#### [EXERCISE]
Select every line containing the word "this" from the material, and copy those lines.

--- start of MATERIAL PROVIDED ---

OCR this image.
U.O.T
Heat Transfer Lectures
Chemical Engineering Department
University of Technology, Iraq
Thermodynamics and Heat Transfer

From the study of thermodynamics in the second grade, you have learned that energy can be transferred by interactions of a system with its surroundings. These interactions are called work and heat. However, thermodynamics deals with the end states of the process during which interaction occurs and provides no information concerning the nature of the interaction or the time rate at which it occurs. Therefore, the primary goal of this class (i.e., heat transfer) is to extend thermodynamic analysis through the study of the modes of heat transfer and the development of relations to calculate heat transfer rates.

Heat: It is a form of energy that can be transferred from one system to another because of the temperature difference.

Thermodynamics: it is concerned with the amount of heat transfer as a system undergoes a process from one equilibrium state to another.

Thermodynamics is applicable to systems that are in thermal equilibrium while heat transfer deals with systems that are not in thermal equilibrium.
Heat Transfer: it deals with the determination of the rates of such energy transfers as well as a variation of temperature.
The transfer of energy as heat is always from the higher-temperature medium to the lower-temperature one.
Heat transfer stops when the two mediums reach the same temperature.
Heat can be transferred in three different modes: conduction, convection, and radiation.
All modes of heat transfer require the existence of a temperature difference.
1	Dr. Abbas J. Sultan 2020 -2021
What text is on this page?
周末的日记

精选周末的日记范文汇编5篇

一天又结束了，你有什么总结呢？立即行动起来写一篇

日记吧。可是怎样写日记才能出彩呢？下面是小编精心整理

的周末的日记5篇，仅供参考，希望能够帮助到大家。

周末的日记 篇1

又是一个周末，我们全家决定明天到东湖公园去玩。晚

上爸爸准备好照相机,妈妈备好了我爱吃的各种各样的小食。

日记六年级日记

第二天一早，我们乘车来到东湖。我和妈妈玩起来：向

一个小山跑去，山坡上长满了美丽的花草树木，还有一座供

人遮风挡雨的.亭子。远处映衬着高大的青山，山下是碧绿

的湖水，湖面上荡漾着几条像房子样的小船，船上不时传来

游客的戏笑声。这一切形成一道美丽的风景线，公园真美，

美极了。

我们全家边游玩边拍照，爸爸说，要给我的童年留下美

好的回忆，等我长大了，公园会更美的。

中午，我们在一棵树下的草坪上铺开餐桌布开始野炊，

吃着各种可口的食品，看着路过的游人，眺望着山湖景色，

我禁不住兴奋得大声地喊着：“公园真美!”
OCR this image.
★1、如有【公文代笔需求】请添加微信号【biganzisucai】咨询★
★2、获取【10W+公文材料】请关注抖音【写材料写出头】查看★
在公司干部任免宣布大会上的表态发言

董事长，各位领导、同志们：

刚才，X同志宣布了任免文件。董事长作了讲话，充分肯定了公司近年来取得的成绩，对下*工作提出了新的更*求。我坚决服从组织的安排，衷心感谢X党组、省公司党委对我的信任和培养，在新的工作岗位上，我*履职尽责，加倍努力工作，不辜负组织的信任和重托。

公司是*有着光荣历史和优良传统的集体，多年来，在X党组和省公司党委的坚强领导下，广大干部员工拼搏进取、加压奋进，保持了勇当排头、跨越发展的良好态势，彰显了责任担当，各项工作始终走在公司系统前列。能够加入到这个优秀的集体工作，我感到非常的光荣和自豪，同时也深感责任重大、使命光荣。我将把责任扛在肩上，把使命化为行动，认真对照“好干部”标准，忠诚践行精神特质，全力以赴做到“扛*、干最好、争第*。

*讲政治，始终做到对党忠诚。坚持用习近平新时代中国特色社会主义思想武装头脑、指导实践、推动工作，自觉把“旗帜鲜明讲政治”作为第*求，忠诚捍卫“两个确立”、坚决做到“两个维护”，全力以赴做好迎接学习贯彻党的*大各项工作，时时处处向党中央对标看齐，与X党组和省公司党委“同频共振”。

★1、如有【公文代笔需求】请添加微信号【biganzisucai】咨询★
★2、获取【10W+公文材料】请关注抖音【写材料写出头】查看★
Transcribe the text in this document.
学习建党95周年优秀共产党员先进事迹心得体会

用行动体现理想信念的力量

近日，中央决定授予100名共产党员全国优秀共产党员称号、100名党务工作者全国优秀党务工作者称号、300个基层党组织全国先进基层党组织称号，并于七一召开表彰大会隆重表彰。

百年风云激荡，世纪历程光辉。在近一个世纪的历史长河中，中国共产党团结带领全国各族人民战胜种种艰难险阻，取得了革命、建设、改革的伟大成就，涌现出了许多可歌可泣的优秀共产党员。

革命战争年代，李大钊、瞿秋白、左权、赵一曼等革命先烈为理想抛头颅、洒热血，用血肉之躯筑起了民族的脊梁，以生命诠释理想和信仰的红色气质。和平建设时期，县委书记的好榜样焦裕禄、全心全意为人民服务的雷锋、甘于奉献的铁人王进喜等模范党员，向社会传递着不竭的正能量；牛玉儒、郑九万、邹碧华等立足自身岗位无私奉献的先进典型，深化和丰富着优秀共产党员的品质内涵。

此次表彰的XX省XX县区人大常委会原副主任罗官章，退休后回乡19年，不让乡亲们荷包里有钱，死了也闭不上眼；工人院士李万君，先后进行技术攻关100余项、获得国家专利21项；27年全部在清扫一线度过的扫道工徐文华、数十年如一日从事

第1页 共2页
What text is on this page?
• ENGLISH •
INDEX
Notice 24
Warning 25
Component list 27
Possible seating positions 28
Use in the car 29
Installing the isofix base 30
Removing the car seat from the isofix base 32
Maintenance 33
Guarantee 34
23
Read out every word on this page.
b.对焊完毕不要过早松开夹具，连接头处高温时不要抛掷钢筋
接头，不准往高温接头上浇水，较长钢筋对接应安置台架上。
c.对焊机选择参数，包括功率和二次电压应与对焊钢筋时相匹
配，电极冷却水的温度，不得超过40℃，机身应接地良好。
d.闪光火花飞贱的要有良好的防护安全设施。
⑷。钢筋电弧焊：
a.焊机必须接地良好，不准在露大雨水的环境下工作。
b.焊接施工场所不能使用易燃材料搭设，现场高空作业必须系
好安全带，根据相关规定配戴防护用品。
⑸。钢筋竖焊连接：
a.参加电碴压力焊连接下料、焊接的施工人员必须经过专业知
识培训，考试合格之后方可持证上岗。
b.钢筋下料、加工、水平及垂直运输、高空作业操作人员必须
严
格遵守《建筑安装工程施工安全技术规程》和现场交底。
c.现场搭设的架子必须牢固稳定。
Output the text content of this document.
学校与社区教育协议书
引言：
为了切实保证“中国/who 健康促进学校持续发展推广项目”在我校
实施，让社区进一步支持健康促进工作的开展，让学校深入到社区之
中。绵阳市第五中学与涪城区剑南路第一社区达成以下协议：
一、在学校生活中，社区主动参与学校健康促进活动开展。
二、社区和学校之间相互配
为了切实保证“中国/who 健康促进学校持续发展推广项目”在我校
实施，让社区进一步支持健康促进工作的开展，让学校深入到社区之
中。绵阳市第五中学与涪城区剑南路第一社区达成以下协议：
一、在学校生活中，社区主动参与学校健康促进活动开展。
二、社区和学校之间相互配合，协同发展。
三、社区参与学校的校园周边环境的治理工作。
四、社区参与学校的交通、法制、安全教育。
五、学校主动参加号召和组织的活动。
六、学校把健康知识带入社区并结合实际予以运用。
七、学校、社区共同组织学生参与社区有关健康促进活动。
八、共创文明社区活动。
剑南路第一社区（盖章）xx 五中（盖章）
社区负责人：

--- end of MATERIAL PROVIDED ---

#### [ANSWER TO THE PROBLEM]
OCR this image.
From the study of thermodynamics in the second grade, you have learned that energy can be transferred by interactions of a system with its surroundings. These interactions are called work and heat. However, thermodynamics deals with the end states of the process during which interaction occurs and provides no information concerning the nature of the interaction or the time rate at which it occurs. Therefore, the primary goal of this class (i.e., heat transfer) is to extend thermodynamic analysis through the study of the modes of heat transfer and the development of relations to calculate heat transfer rates.
What text is on this page?
OCR this image.
Transcribe the text in this document.
What text is on this page?
Read out every word on this page.
Output the text content of this document.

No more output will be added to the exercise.